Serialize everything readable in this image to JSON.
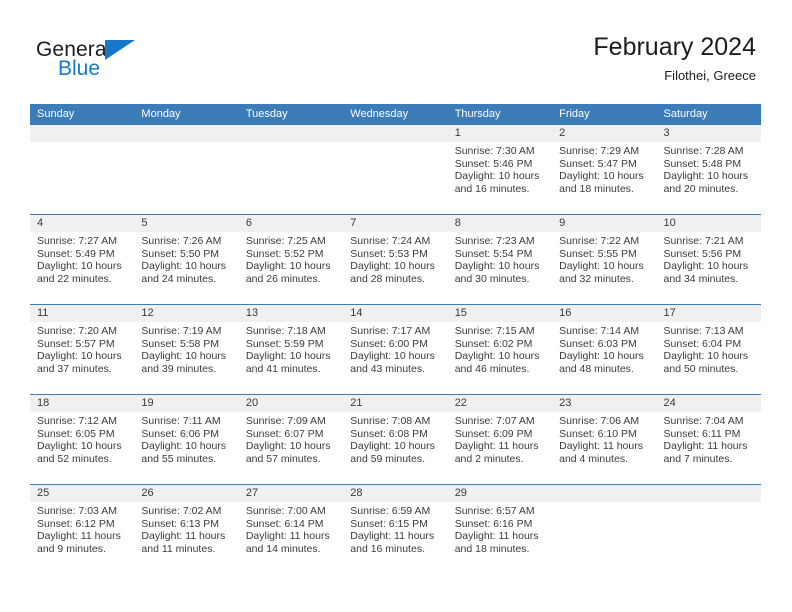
{
  "brand": {
    "name_dark": "General",
    "name_blue": "Blue",
    "triangle_color": "#1878c8"
  },
  "header": {
    "title": "February 2024",
    "subtitle": "Filothei, Greece"
  },
  "colors": {
    "header_blue": "#3c7cb8",
    "daynum_band": "#f0f0f0",
    "text": "#3b3b3b"
  },
  "calendar": {
    "weekday_headers": [
      "Sunday",
      "Monday",
      "Tuesday",
      "Wednesday",
      "Thursday",
      "Friday",
      "Saturday"
    ],
    "weeks": [
      [
        {
          "day": "",
          "sunrise": "",
          "sunset": "",
          "daylight_a": "",
          "daylight_b": ""
        },
        {
          "day": "",
          "sunrise": "",
          "sunset": "",
          "daylight_a": "",
          "daylight_b": ""
        },
        {
          "day": "",
          "sunrise": "",
          "sunset": "",
          "daylight_a": "",
          "daylight_b": ""
        },
        {
          "day": "",
          "sunrise": "",
          "sunset": "",
          "daylight_a": "",
          "daylight_b": ""
        },
        {
          "day": "1",
          "sunrise": "Sunrise: 7:30 AM",
          "sunset": "Sunset: 5:46 PM",
          "daylight_a": "Daylight: 10 hours",
          "daylight_b": "and 16 minutes."
        },
        {
          "day": "2",
          "sunrise": "Sunrise: 7:29 AM",
          "sunset": "Sunset: 5:47 PM",
          "daylight_a": "Daylight: 10 hours",
          "daylight_b": "and 18 minutes."
        },
        {
          "day": "3",
          "sunrise": "Sunrise: 7:28 AM",
          "sunset": "Sunset: 5:48 PM",
          "daylight_a": "Daylight: 10 hours",
          "daylight_b": "and 20 minutes."
        }
      ],
      [
        {
          "day": "4",
          "sunrise": "Sunrise: 7:27 AM",
          "sunset": "Sunset: 5:49 PM",
          "daylight_a": "Daylight: 10 hours",
          "daylight_b": "and 22 minutes."
        },
        {
          "day": "5",
          "sunrise": "Sunrise: 7:26 AM",
          "sunset": "Sunset: 5:50 PM",
          "daylight_a": "Daylight: 10 hours",
          "daylight_b": "and 24 minutes."
        },
        {
          "day": "6",
          "sunrise": "Sunrise: 7:25 AM",
          "sunset": "Sunset: 5:52 PM",
          "daylight_a": "Daylight: 10 hours",
          "daylight_b": "and 26 minutes."
        },
        {
          "day": "7",
          "sunrise": "Sunrise: 7:24 AM",
          "sunset": "Sunset: 5:53 PM",
          "daylight_a": "Daylight: 10 hours",
          "daylight_b": "and 28 minutes."
        },
        {
          "day": "8",
          "sunrise": "Sunrise: 7:23 AM",
          "sunset": "Sunset: 5:54 PM",
          "daylight_a": "Daylight: 10 hours",
          "daylight_b": "and 30 minutes."
        },
        {
          "day": "9",
          "sunrise": "Sunrise: 7:22 AM",
          "sunset": "Sunset: 5:55 PM",
          "daylight_a": "Daylight: 10 hours",
          "daylight_b": "and 32 minutes."
        },
        {
          "day": "10",
          "sunrise": "Sunrise: 7:21 AM",
          "sunset": "Sunset: 5:56 PM",
          "daylight_a": "Daylight: 10 hours",
          "daylight_b": "and 34 minutes."
        }
      ],
      [
        {
          "day": "11",
          "sunrise": "Sunrise: 7:20 AM",
          "sunset": "Sunset: 5:57 PM",
          "daylight_a": "Daylight: 10 hours",
          "daylight_b": "and 37 minutes."
        },
        {
          "day": "12",
          "sunrise": "Sunrise: 7:19 AM",
          "sunset": "Sunset: 5:58 PM",
          "daylight_a": "Daylight: 10 hours",
          "daylight_b": "and 39 minutes."
        },
        {
          "day": "13",
          "sunrise": "Sunrise: 7:18 AM",
          "sunset": "Sunset: 5:59 PM",
          "daylight_a": "Daylight: 10 hours",
          "daylight_b": "and 41 minutes."
        },
        {
          "day": "14",
          "sunrise": "Sunrise: 7:17 AM",
          "sunset": "Sunset: 6:00 PM",
          "daylight_a": "Daylight: 10 hours",
          "daylight_b": "and 43 minutes."
        },
        {
          "day": "15",
          "sunrise": "Sunrise: 7:15 AM",
          "sunset": "Sunset: 6:02 PM",
          "daylight_a": "Daylight: 10 hours",
          "daylight_b": "and 46 minutes."
        },
        {
          "day": "16",
          "sunrise": "Sunrise: 7:14 AM",
          "sunset": "Sunset: 6:03 PM",
          "daylight_a": "Daylight: 10 hours",
          "daylight_b": "and 48 minutes."
        },
        {
          "day": "17",
          "sunrise": "Sunrise: 7:13 AM",
          "sunset": "Sunset: 6:04 PM",
          "daylight_a": "Daylight: 10 hours",
          "daylight_b": "and 50 minutes."
        }
      ],
      [
        {
          "day": "18",
          "sunrise": "Sunrise: 7:12 AM",
          "sunset": "Sunset: 6:05 PM",
          "daylight_a": "Daylight: 10 hours",
          "daylight_b": "and 52 minutes."
        },
        {
          "day": "19",
          "sunrise": "Sunrise: 7:11 AM",
          "sunset": "Sunset: 6:06 PM",
          "daylight_a": "Daylight: 10 hours",
          "daylight_b": "and 55 minutes."
        },
        {
          "day": "20",
          "sunrise": "Sunrise: 7:09 AM",
          "sunset": "Sunset: 6:07 PM",
          "daylight_a": "Daylight: 10 hours",
          "daylight_b": "and 57 minutes."
        },
        {
          "day": "21",
          "sunrise": "Sunrise: 7:08 AM",
          "sunset": "Sunset: 6:08 PM",
          "daylight_a": "Daylight: 10 hours",
          "daylight_b": "and 59 minutes."
        },
        {
          "day": "22",
          "sunrise": "Sunrise: 7:07 AM",
          "sunset": "Sunset: 6:09 PM",
          "daylight_a": "Daylight: 11 hours",
          "daylight_b": "and 2 minutes."
        },
        {
          "day": "23",
          "sunrise": "Sunrise: 7:06 AM",
          "sunset": "Sunset: 6:10 PM",
          "daylight_a": "Daylight: 11 hours",
          "daylight_b": "and 4 minutes."
        },
        {
          "day": "24",
          "sunrise": "Sunrise: 7:04 AM",
          "sunset": "Sunset: 6:11 PM",
          "daylight_a": "Daylight: 11 hours",
          "daylight_b": "and 7 minutes."
        }
      ],
      [
        {
          "day": "25",
          "sunrise": "Sunrise: 7:03 AM",
          "sunset": "Sunset: 6:12 PM",
          "daylight_a": "Daylight: 11 hours",
          "daylight_b": "and 9 minutes."
        },
        {
          "day": "26",
          "sunrise": "Sunrise: 7:02 AM",
          "sunset": "Sunset: 6:13 PM",
          "daylight_a": "Daylight: 11 hours",
          "daylight_b": "and 11 minutes."
        },
        {
          "day": "27",
          "sunrise": "Sunrise: 7:00 AM",
          "sunset": "Sunset: 6:14 PM",
          "daylight_a": "Daylight: 11 hours",
          "daylight_b": "and 14 minutes."
        },
        {
          "day": "28",
          "sunrise": "Sunrise: 6:59 AM",
          "sunset": "Sunset: 6:15 PM",
          "daylight_a": "Daylight: 11 hours",
          "daylight_b": "and 16 minutes."
        },
        {
          "day": "29",
          "sunrise": "Sunrise: 6:57 AM",
          "sunset": "Sunset: 6:16 PM",
          "daylight_a": "Daylight: 11 hours",
          "daylight_b": "and 18 minutes."
        },
        {
          "day": "",
          "sunrise": "",
          "sunset": "",
          "daylight_a": "",
          "daylight_b": ""
        },
        {
          "day": "",
          "sunrise": "",
          "sunset": "",
          "daylight_a": "",
          "daylight_b": ""
        }
      ]
    ]
  }
}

* * *

● Given instruction
Repeat the material above verbatim. Leave the pictures behind.

● Solution to this task
Serialize everything readable in this image to JSON.
{
  "brand": {
    "name_dark": "General",
    "name_blue": "Blue",
    "triangle_color": "#1878c8"
  },
  "header": {
    "title": "February 2024",
    "subtitle": "Filothei, Greece"
  },
  "colors": {
    "header_blue": "#3c7cb8",
    "daynum_band": "#f0f0f0",
    "text": "#3b3b3b"
  },
  "calendar": {
    "weekday_headers": [
      "Sunday",
      "Monday",
      "Tuesday",
      "Wednesday",
      "Thursday",
      "Friday",
      "Saturday"
    ],
    "weeks": [
      [
        {
          "day": "",
          "sunrise": "",
          "sunset": "",
          "daylight_a": "",
          "daylight_b": ""
        },
        {
          "day": "",
          "sunrise": "",
          "sunset": "",
          "daylight_a": "",
          "daylight_b": ""
        },
        {
          "day": "",
          "sunrise": "",
          "sunset": "",
          "daylight_a": "",
          "daylight_b": ""
        },
        {
          "day": "",
          "sunrise": "",
          "sunset": "",
          "daylight_a": "",
          "daylight_b": ""
        },
        {
          "day": "1",
          "sunrise": "Sunrise: 7:30 AM",
          "sunset": "Sunset: 5:46 PM",
          "daylight_a": "Daylight: 10 hours",
          "daylight_b": "and 16 minutes."
        },
        {
          "day": "2",
          "sunrise": "Sunrise: 7:29 AM",
          "sunset": "Sunset: 5:47 PM",
          "daylight_a": "Daylight: 10 hours",
          "daylight_b": "and 18 minutes."
        },
        {
          "day": "3",
          "sunrise": "Sunrise: 7:28 AM",
          "sunset": "Sunset: 5:48 PM",
          "daylight_a": "Daylight: 10 hours",
          "daylight_b": "and 20 minutes."
        }
      ],
      [
        {
          "day": "4",
          "sunrise": "Sunrise: 7:27 AM",
          "sunset": "Sunset: 5:49 PM",
          "daylight_a": "Daylight: 10 hours",
          "daylight_b": "and 22 minutes."
        },
        {
          "day": "5",
          "sunrise": "Sunrise: 7:26 AM",
          "sunset": "Sunset: 5:50 PM",
          "daylight_a": "Daylight: 10 hours",
          "daylight_b": "and 24 minutes."
        },
        {
          "day": "6",
          "sunrise": "Sunrise: 7:25 AM",
          "sunset": "Sunset: 5:52 PM",
          "daylight_a": "Daylight: 10 hours",
          "daylight_b": "and 26 minutes."
        },
        {
          "day": "7",
          "sunrise": "Sunrise: 7:24 AM",
          "sunset": "Sunset: 5:53 PM",
          "daylight_a": "Daylight: 10 hours",
          "daylight_b": "and 28 minutes."
        },
        {
          "day": "8",
          "sunrise": "Sunrise: 7:23 AM",
          "sunset": "Sunset: 5:54 PM",
          "daylight_a": "Daylight: 10 hours",
          "daylight_b": "and 30 minutes."
        },
        {
          "day": "9",
          "sunrise": "Sunrise: 7:22 AM",
          "sunset": "Sunset: 5:55 PM",
          "daylight_a": "Daylight: 10 hours",
          "daylight_b": "and 32 minutes."
        },
        {
          "day": "10",
          "sunrise": "Sunrise: 7:21 AM",
          "sunset": "Sunset: 5:56 PM",
          "daylight_a": "Daylight: 10 hours",
          "daylight_b": "and 34 minutes."
        }
      ],
      [
        {
          "day": "11",
          "sunrise": "Sunrise: 7:20 AM",
          "sunset": "Sunset: 5:57 PM",
          "daylight_a": "Daylight: 10 hours",
          "daylight_b": "and 37 minutes."
        },
        {
          "day": "12",
          "sunrise": "Sunrise: 7:19 AM",
          "sunset": "Sunset: 5:58 PM",
          "daylight_a": "Daylight: 10 hours",
          "daylight_b": "and 39 minutes."
        },
        {
          "day": "13",
          "sunrise": "Sunrise: 7:18 AM",
          "sunset": "Sunset: 5:59 PM",
          "daylight_a": "Daylight: 10 hours",
          "daylight_b": "and 41 minutes."
        },
        {
          "day": "14",
          "sunrise": "Sunrise: 7:17 AM",
          "sunset": "Sunset: 6:00 PM",
          "daylight_a": "Daylight: 10 hours",
          "daylight_b": "and 43 minutes."
        },
        {
          "day": "15",
          "sunrise": "Sunrise: 7:15 AM",
          "sunset": "Sunset: 6:02 PM",
          "daylight_a": "Daylight: 10 hours",
          "daylight_b": "and 46 minutes."
        },
        {
          "day": "16",
          "sunrise": "Sunrise: 7:14 AM",
          "sunset": "Sunset: 6:03 PM",
          "daylight_a": "Daylight: 10 hours",
          "daylight_b": "and 48 minutes."
        },
        {
          "day": "17",
          "sunrise": "Sunrise: 7:13 AM",
          "sunset": "Sunset: 6:04 PM",
          "daylight_a": "Daylight: 10 hours",
          "daylight_b": "and 50 minutes."
        }
      ],
      [
        {
          "day": "18",
          "sunrise": "Sunrise: 7:12 AM",
          "sunset": "Sunset: 6:05 PM",
          "daylight_a": "Daylight: 10 hours",
          "daylight_b": "and 52 minutes."
        },
        {
          "day": "19",
          "sunrise": "Sunrise: 7:11 AM",
          "sunset": "Sunset: 6:06 PM",
          "daylight_a": "Daylight: 10 hours",
          "daylight_b": "and 55 minutes."
        },
        {
          "day": "20",
          "sunrise": "Sunrise: 7:09 AM",
          "sunset": "Sunset: 6:07 PM",
          "daylight_a": "Daylight: 10 hours",
          "daylight_b": "and 57 minutes."
        },
        {
          "day": "21",
          "sunrise": "Sunrise: 7:08 AM",
          "sunset": "Sunset: 6:08 PM",
          "daylight_a": "Daylight: 10 hours",
          "daylight_b": "and 59 minutes."
        },
        {
          "day": "22",
          "sunrise": "Sunrise: 7:07 AM",
          "sunset": "Sunset: 6:09 PM",
          "daylight_a": "Daylight: 11 hours",
          "daylight_b": "and 2 minutes."
        },
        {
          "day": "23",
          "sunrise": "Sunrise: 7:06 AM",
          "sunset": "Sunset: 6:10 PM",
          "daylight_a": "Daylight: 11 hours",
          "daylight_b": "and 4 minutes."
        },
        {
          "day": "24",
          "sunrise": "Sunrise: 7:04 AM",
          "sunset": "Sunset: 6:11 PM",
          "daylight_a": "Daylight: 11 hours",
          "daylight_b": "and 7 minutes."
        }
      ],
      [
        {
          "day": "25",
          "sunrise": "Sunrise: 7:03 AM",
          "sunset": "Sunset: 6:12 PM",
          "daylight_a": "Daylight: 11 hours",
          "daylight_b": "and 9 minutes."
        },
        {
          "day": "26",
          "sunrise": "Sunrise: 7:02 AM",
          "sunset": "Sunset: 6:13 PM",
          "daylight_a": "Daylight: 11 hours",
          "daylight_b": "and 11 minutes."
        },
        {
          "day": "27",
          "sunrise": "Sunrise: 7:00 AM",
          "sunset": "Sunset: 6:14 PM",
          "daylight_a": "Daylight: 11 hours",
          "daylight_b": "and 14 minutes."
        },
        {
          "day": "28",
          "sunrise": "Sunrise: 6:59 AM",
          "sunset": "Sunset: 6:15 PM",
          "daylight_a": "Daylight: 11 hours",
          "daylight_b": "and 16 minutes."
        },
        {
          "day": "29",
          "sunrise": "Sunrise: 6:57 AM",
          "sunset": "Sunset: 6:16 PM",
          "daylight_a": "Daylight: 11 hours",
          "daylight_b": "and 18 minutes."
        },
        {
          "day": "",
          "sunrise": "",
          "sunset": "",
          "daylight_a": "",
          "daylight_b": ""
        },
        {
          "day": "",
          "sunrise": "",
          "sunset": "",
          "daylight_a": "",
          "daylight_b": ""
        }
      ]
    ]
  }
}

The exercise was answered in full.